WHAT TO DO:
Return each line of the material verbatim.

THE RECORDS:
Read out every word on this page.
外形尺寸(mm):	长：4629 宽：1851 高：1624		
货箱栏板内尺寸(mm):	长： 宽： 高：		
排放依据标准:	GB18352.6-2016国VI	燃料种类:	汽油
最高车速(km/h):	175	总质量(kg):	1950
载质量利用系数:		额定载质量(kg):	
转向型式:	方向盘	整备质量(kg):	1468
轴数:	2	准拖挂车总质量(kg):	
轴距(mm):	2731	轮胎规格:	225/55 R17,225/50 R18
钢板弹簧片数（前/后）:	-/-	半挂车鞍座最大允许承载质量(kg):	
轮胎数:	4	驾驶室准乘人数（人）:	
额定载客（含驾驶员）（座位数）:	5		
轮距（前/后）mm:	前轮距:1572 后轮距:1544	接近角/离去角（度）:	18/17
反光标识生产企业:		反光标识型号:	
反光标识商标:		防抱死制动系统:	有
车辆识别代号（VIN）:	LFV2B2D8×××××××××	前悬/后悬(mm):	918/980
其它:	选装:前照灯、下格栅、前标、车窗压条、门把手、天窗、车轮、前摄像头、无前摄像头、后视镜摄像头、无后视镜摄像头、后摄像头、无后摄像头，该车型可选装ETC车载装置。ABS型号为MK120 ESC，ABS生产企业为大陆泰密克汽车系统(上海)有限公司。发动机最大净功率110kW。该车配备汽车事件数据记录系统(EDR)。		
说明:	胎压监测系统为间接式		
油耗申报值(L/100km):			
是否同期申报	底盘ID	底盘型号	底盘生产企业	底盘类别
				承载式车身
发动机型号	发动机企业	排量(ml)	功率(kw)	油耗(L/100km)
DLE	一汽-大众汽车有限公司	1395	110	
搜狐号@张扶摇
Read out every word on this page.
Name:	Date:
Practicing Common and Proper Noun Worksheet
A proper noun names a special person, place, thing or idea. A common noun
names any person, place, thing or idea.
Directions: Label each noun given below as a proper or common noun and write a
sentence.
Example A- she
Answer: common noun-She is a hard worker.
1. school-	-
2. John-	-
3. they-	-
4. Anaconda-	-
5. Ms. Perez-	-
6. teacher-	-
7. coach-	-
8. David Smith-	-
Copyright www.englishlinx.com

RESPONSE:
Read out every word on this page.
外形尺寸(mm):	长：4629 宽：1851 高：1624		
货箱栏板内尺寸(mm):	长： 宽： 高：		
排放依据标准:	GB18352.6-2016国VI	燃料种类:	汽油
最高车速(km/h):	175	总质量(kg):	1950
载质量利用系数:		额定载质量(kg):	
转向型式:	方向盘	整备质量(kg):	1468
轴数:	2	准拖挂车总质量(kg):	
轴距(mm):	2731	轮胎规格:	225/55 R17,225/50 R18
钢板弹簧片数（前/后）:	-/-	半挂车鞍座最大允许承载质量(kg):	
轮胎数:	4	驾驶室准乘人数（人）:	
额定载客（含驾驶员）（座位数）:	5		
轮距（前/后）mm:	前轮距:1572 后轮距:1544	接近角/离去角（度）:	18/17
反光标识生产企业:		反光标识型号:	
反光标识商标:		防抱死制动系统:	有
车辆识别代号（VIN）:	LFV2B2D8×××××××××	前悬/后悬(mm):	918/980
其它:	选装:前照灯、下格栅、前标、车窗压条、门把手、天窗、车轮、前摄像头、无前摄像头、后视镜摄像头、无后视镜摄像头、后摄像头、无后摄像头，该车型可选装ETC车载装置。ABS型号为MK120 ESC，ABS生产企业为大陆泰密克汽车系统(上海)有限公司。发动机最大净功率110kW。该车配备汽车事件数据记录系统(EDR)。		
说明:	胎压监测系统为间接式		
油耗申报值(L/100km):			
是否同期申报	底盘ID	底盘型号	底盘生产企业	底盘类别
				承载式车身
发动机型号	发动机企业	排量(ml)	功率(kw)	油耗(L/100km)
DLE	一汽-大众汽车有限公司	1395	110	
搜狐号@张扶摇
Read out every word on this page.
Name:	Date:
Practicing Common and Proper Noun Worksheet
A proper noun names a special person, place, thing or idea. A common noun
names any person, place, thing or idea.
Directions: Label each noun given below as a proper or common noun and write a
sentence.
Example A- she
Answer: common noun-She is a hard worker.
1. school-	-
2. John-	-
3. they-	-
4. Anaconda-	-
5. Ms. Perez-	-
6. teacher-	-
7. coach-	-
8. David Smith-	-
Copyright www.englishlinx.com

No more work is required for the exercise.